# READING PASSAGE start
Signs It’s Time To Switch From ORMs To Stored Procedures In SQL Server Development

Meet Wall


There are, unfortunately, some times when developers refuse to put the ORM down.

I mean, it’s mostly unfortunate for them, because they’ll continue to have performance problems.

Me? I’ll be okay.

The items in this post are issues I’ve run into constantly when working with people who use ORMs, but don’t spend any time looking at the queries they generate.

I expect this list to grow. Heck, maybe it’ll even get some good comments that I can add to the list.

I know, I know. Good comments.

Unreasonable


Here’s the stuff I see quite frequently causing issues with ORM code, in no particular order, and they’re quite often signs that you’d be better off with a stored procedure.

1. Your select list doesn’t fit in the cached plan

Developers using ORMs often have to learn the hard way that when they poke an object, all the columns come out. Not only does the lesson seem hard to learn, the behavior seems hard to change. I’ve worked with people months and years apart and found the same bad habits over and over again, and this isn’t an exception. Not only can this hurt query performance for a number of reasons, but it also makes reproducing any issues really difficult because you can’t get the full query text easily.
# READING PASSAGE end
*SET TASK 1*: Filter the records and copy every line that contains the string "legend", treating uppercase and lowercase as different.
The ORM post and the records have no connection to each other.
# ENTRIES SHOWN start
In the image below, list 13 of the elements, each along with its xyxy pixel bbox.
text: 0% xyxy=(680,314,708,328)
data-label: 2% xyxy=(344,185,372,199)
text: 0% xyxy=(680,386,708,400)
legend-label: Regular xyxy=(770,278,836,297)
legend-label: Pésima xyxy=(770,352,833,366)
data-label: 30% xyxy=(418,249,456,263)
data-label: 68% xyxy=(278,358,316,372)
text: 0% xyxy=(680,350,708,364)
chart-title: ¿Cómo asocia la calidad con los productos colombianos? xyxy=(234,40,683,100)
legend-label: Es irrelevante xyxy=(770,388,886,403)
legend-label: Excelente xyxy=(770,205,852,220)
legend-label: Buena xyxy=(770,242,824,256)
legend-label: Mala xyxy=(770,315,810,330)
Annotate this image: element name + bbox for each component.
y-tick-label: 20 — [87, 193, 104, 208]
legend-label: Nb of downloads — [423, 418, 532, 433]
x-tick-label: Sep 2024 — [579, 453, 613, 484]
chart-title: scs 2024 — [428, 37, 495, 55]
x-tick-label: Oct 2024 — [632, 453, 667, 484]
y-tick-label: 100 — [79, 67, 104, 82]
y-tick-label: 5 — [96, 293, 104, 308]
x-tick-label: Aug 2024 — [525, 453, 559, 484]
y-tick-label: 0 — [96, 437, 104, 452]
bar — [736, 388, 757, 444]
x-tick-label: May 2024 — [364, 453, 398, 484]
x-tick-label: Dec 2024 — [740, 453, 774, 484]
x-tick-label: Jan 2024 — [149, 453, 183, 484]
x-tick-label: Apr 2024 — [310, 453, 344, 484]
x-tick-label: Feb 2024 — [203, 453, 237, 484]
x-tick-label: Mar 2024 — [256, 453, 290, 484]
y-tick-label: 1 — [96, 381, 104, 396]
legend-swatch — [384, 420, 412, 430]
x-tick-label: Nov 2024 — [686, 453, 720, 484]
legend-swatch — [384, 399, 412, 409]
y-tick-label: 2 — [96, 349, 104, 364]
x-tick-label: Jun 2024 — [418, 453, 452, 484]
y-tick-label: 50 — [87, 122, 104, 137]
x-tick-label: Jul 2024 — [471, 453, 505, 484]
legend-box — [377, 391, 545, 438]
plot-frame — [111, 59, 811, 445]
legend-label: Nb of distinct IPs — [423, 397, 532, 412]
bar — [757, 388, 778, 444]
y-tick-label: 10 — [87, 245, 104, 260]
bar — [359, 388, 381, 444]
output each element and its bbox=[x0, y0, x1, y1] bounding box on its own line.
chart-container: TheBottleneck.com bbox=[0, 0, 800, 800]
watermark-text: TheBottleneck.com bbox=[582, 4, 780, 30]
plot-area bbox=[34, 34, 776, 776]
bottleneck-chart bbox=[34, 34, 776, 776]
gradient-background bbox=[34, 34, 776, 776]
# ENTRIES SHOWN end
*SET TASK 2*: According to the ORM post, what comes out when developers using ORMs poke an object?

*WORKED SOLUTION 1*:
legend-label: Regular xyxy=(770,278,836,297)
legend-label: Pésima xyxy=(770,352,833,366)
legend-label: Es irrelevante xyxy=(770,388,886,403)
legend-label: Excelente xyxy=(770,205,852,220)
legend-label: Buena xyxy=(770,242,824,256)
legend-label: Mala xyxy=(770,315,810,330)
legend-label: Nb of downloads — [423, 418, 532, 433]
legend-swatch — [384, 420, 412, 430]
legend-swatch — [384, 399, 412, 409]
legend-box — [377, 391, 545, 438]
legend-label: Nb of distinct IPs — [423, 397, 532, 412]

*WORKED SOLUTION 2*: All the columns come out.